§ What is needed: Copy every record below, exactly as written.

§ Records for this task:

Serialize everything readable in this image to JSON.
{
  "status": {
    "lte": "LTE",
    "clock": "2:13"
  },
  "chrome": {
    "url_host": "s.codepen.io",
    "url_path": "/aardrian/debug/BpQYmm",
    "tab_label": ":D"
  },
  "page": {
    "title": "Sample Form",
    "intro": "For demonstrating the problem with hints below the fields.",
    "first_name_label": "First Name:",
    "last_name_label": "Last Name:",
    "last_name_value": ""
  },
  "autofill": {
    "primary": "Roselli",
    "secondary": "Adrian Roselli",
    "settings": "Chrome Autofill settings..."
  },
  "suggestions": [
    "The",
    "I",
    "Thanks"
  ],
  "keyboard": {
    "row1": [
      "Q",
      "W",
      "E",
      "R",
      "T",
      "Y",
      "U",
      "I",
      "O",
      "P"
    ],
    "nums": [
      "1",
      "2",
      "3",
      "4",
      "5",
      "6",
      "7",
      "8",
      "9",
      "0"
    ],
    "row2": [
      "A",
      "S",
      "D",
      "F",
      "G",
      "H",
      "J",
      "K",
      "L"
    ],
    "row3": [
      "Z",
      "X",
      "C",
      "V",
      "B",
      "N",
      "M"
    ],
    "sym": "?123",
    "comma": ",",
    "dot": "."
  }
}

§ Correct response:
Serialize everything readable in this image to JSON.
{
  "status": {
    "lte": "LTE",
    "clock": "2:13"
  },
  "chrome": {
    "url_host": "s.codepen.io",
    "url_path": "/aardrian/debug/BpQYmm",
    "tab_label": ":D"
  },
  "page": {
    "title": "Sample Form",
    "intro": "For demonstrating the problem with hints below the fields.",
    "first_name_label": "First Name:",
    "last_name_label": "Last Name:",
    "last_name_value": ""
  },
  "autofill": {
    "primary": "Roselli",
    "secondary": "Adrian Roselli",
    "settings": "Chrome Autofill settings..."
  },
  "suggestions": [
    "The",
    "I",
    "Thanks"
  ],
  "keyboard": {
    "row1": [
      "Q",
      "W",
      "E",
      "R",
      "T",
      "Y",
      "U",
      "I",
      "O",
      "P"
    ],
    "nums": [
      "1",
      "2",
      "3",
      "4",
      "5",
      "6",
      "7",
      "8",
      "9",
      "0"
    ],
    "row2": [
      "A",
      "S",
      "D",
      "F",
      "G",
      "H",
      "J",
      "K",
      "L"
    ],
    "row3": [
      "Z",
      "X",
      "C",
      "V",
      "B",
      "N",
      "M"
    ],
    "sym": "?123",
    "comma": ",",
    "dot": "."
  }
}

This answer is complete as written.